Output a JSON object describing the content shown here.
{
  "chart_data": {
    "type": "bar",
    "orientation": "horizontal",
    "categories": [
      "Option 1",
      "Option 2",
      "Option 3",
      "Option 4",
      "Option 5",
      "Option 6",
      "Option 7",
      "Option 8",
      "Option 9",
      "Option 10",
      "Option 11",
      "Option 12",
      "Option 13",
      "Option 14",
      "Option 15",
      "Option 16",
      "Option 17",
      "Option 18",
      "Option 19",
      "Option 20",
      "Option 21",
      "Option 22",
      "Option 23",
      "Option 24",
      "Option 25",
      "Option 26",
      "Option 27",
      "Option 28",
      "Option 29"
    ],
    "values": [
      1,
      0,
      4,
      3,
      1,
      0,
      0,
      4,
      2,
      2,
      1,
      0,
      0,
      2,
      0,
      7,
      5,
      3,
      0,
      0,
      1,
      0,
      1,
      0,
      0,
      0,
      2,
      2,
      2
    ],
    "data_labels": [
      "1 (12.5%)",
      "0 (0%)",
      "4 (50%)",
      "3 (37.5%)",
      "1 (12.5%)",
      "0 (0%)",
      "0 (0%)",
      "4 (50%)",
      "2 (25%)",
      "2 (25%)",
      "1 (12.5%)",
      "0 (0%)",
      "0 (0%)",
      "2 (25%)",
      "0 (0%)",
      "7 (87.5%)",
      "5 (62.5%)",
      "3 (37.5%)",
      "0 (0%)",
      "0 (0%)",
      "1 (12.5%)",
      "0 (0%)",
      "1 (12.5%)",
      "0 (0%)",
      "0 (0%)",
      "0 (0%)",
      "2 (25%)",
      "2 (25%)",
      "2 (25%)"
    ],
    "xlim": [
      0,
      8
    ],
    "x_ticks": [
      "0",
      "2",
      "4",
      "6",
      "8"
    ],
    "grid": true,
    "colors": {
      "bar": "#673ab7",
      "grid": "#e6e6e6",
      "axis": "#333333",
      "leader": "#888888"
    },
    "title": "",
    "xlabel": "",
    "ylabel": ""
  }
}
::::::::
→ What is being asked
Would you give the material above again, complete and exact?

→ Solved problem
Output a JSON object describing the content shown here.
{
  "chart_data": {
    "type": "bar",
    "orientation": "horizontal",
    "categories": [
      "Option 1",
      "Option 2",
      "Option 3",
      "Option 4",
      "Option 5",
      "Option 6",
      "Option 7",
      "Option 8",
      "Option 9",
      "Option 10",
      "Option 11",
      "Option 12",
      "Option 13",
      "Option 14",
      "Option 15",
      "Option 16",
      "Option 17",
      "Option 18",
      "Option 19",
      "Option 20",
      "Option 21",
      "Option 22",
      "Option 23",
      "Option 24",
      "Option 25",
      "Option 26",
      "Option 27",
      "Option 28",
      "Option 29"
    ],
    "values": [
      1,
      0,
      4,
      3,
      1,
      0,
      0,
      4,
      2,
      2,
      1,
      0,
      0,
      2,
      0,
      7,
      5,
      3,
      0,
      0,
      1,
      0,
      1,
      0,
      0,
      0,
      2,
      2,
      2
    ],
    "data_labels": [
      "1 (12.5%)",
      "0 (0%)",
      "4 (50%)",
      "3 (37.5%)",
      "1 (12.5%)",
      "0 (0%)",
      "0 (0%)",
      "4 (50%)",
      "2 (25%)",
      "2 (25%)",
      "1 (12.5%)",
      "0 (0%)",
      "0 (0%)",
      "2 (25%)",
      "0 (0%)",
      "7 (87.5%)",
      "5 (62.5%)",
      "3 (37.5%)",
      "0 (0%)",
      "0 (0%)",
      "1 (12.5%)",
      "0 (0%)",
      "1 (12.5%)",
      "0 (0%)",
      "0 (0%)",
      "0 (0%)",
      "2 (25%)",
      "2 (25%)",
      "2 (25%)"
    ],
    "xlim": [
      0,
      8
    ],
    "x_ticks": [
      "0",
      "2",
      "4",
      "6",
      "8"
    ],
    "grid": true,
    "colors": {
      "bar": "#673ab7",
      "grid": "#e6e6e6",
      "axis": "#333333",
      "leader": "#888888"
    },
    "title": "",
    "xlabel": "",
    "ylabel": ""
  }
}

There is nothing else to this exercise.